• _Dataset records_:
+ + + +
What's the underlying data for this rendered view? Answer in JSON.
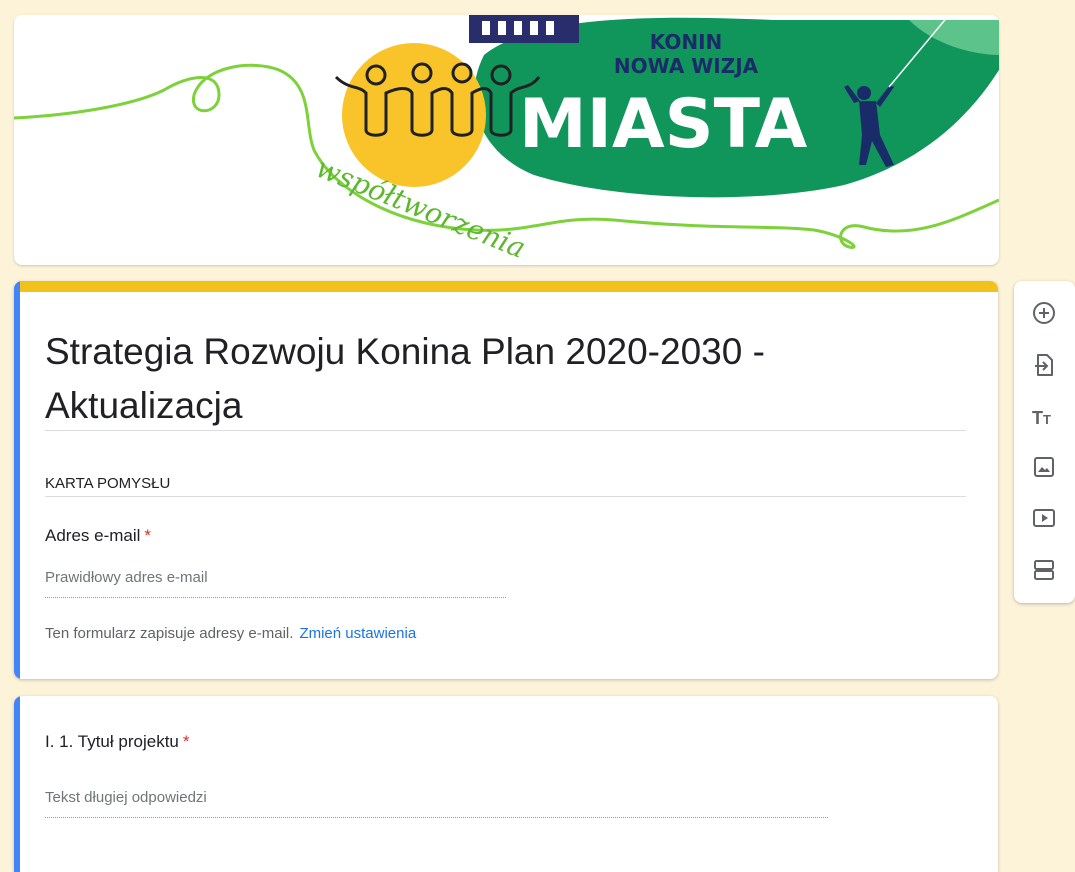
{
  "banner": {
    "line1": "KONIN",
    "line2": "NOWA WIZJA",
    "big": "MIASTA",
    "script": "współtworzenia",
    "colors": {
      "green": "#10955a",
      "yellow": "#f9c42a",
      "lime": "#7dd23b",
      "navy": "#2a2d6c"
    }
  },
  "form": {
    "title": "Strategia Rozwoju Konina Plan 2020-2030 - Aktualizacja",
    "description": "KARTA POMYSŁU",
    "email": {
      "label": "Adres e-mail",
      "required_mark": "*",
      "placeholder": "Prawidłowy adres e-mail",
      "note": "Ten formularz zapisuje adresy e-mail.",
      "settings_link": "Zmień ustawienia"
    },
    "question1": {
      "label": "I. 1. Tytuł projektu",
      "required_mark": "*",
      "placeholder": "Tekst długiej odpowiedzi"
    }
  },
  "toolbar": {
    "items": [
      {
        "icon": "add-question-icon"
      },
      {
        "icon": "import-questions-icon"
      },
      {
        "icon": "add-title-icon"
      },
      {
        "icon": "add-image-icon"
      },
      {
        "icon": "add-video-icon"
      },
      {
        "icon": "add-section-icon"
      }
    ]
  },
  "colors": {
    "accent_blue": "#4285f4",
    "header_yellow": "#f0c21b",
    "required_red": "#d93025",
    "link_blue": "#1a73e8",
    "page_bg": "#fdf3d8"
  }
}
+ + + +
• _What the exercise asks_:
Copy each line of the records above that carries the word "label".

• _Answer below_:
      "label": "Adres e-mail",
      "label": "I. 1. Tytuł projektu",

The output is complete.